Extracted data entries:
• • •
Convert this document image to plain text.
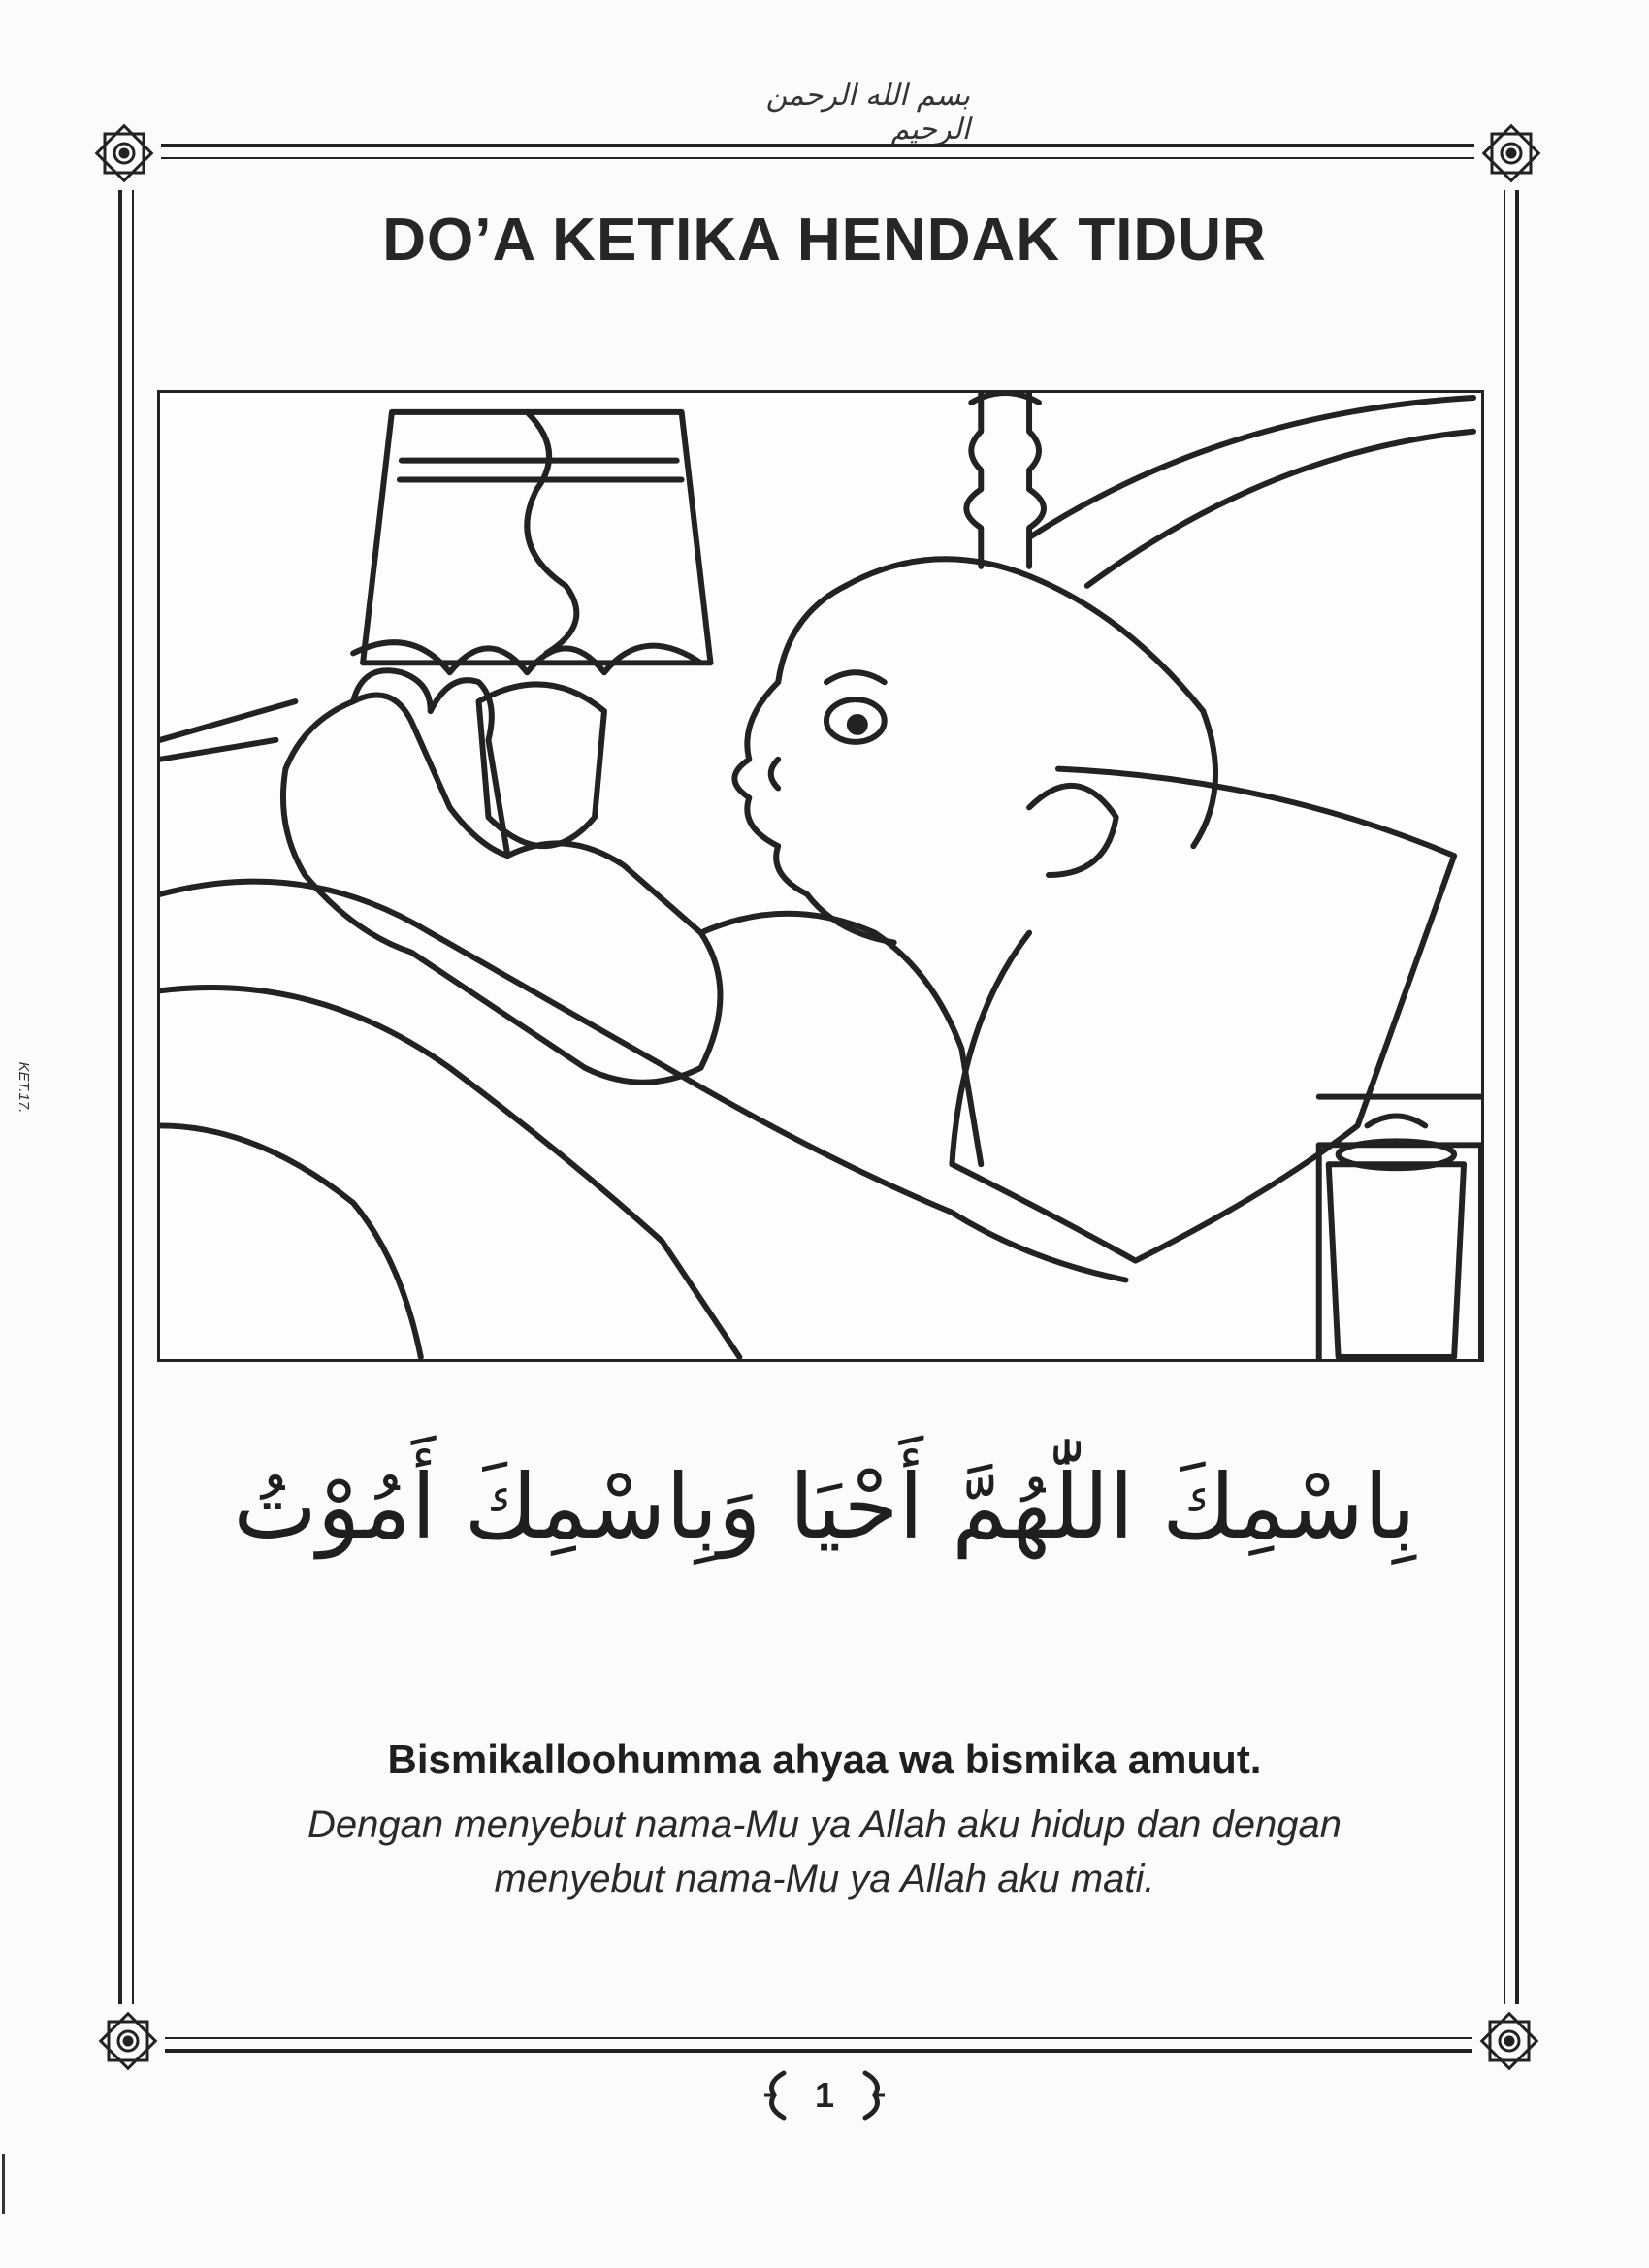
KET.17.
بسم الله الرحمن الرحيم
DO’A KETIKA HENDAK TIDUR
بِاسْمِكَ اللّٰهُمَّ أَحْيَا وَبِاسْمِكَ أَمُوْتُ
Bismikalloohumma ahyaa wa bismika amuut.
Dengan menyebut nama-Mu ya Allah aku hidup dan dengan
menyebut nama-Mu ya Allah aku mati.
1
• • •
* [What this task involves]
Set down the material above as is, without any pictures.

* [Final answer]
Convert this document image to plain text.
KET.17.
بسم الله الرحمن الرحيم
DO’A KETIKA HENDAK TIDUR
بِاسْمِكَ اللّٰهُمَّ أَحْيَا وَبِاسْمِكَ أَمُوْتُ
Bismikalloohumma ahyaa wa bismika amuut.
Dengan menyebut nama-Mu ya Allah aku hidup dan dengan
menyebut nama-Mu ya Allah aku mati.
1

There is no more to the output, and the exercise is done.